=== Entries shown ===

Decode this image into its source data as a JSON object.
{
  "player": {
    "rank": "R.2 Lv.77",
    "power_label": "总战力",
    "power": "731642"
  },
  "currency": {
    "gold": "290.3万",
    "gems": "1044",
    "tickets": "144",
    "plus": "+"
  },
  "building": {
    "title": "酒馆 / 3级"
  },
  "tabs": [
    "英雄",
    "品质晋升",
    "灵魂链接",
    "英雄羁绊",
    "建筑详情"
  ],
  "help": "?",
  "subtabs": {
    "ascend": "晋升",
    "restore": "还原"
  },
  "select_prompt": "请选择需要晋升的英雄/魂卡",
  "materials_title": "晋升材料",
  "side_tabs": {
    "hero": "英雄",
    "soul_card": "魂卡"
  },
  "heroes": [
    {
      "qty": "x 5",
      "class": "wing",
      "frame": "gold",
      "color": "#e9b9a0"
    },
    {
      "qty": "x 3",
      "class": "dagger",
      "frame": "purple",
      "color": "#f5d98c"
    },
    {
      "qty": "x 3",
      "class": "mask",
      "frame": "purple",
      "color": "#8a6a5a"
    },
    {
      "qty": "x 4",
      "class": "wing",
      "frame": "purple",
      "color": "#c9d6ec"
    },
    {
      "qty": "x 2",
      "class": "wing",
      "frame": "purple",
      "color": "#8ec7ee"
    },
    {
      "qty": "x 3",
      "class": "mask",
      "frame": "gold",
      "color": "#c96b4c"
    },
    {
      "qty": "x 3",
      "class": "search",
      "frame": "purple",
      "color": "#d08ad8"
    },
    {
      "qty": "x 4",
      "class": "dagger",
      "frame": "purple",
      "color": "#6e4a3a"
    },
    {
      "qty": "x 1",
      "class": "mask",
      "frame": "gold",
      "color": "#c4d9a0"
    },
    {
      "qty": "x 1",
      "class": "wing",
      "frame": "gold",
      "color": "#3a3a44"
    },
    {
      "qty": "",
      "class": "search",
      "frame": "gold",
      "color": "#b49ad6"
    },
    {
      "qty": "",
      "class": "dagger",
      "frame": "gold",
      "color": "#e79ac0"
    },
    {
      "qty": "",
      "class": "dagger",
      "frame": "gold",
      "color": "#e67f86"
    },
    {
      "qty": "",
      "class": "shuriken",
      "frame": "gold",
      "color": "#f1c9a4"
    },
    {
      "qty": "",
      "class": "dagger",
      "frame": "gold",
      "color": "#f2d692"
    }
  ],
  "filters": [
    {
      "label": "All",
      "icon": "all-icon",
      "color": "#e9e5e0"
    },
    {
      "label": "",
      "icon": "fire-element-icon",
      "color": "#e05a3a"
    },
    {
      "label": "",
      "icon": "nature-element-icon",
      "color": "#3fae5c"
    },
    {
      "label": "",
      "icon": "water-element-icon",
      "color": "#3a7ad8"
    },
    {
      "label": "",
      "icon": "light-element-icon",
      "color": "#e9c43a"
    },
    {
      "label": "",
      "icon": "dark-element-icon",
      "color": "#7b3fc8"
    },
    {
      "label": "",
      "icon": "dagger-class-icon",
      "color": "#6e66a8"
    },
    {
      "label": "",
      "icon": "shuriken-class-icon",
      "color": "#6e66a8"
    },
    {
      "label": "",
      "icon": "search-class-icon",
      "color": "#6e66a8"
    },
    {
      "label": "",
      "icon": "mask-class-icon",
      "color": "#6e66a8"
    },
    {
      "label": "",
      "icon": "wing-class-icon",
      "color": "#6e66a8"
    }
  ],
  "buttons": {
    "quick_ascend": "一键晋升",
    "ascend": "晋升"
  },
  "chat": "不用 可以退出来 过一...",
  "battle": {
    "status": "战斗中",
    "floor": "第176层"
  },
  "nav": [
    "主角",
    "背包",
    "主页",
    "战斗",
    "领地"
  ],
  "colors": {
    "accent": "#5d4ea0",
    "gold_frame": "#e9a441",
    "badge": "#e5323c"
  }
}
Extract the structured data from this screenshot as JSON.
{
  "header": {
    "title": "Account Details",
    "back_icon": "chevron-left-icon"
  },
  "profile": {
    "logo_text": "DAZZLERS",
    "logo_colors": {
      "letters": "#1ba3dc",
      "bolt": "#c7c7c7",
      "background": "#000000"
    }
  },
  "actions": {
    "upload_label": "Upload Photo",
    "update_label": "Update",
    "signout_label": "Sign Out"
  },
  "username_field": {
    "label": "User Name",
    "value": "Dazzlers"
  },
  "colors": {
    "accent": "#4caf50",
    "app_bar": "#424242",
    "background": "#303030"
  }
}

=== Given request ===
Scan the listing above and copy all lines containing the word "element".

=== Reply ===
      "icon": "fire-element-icon",
      "icon": "nature-element-icon",
      "icon": "water-element-icon",
      "icon": "light-element-icon",
      "icon": "dark-element-icon",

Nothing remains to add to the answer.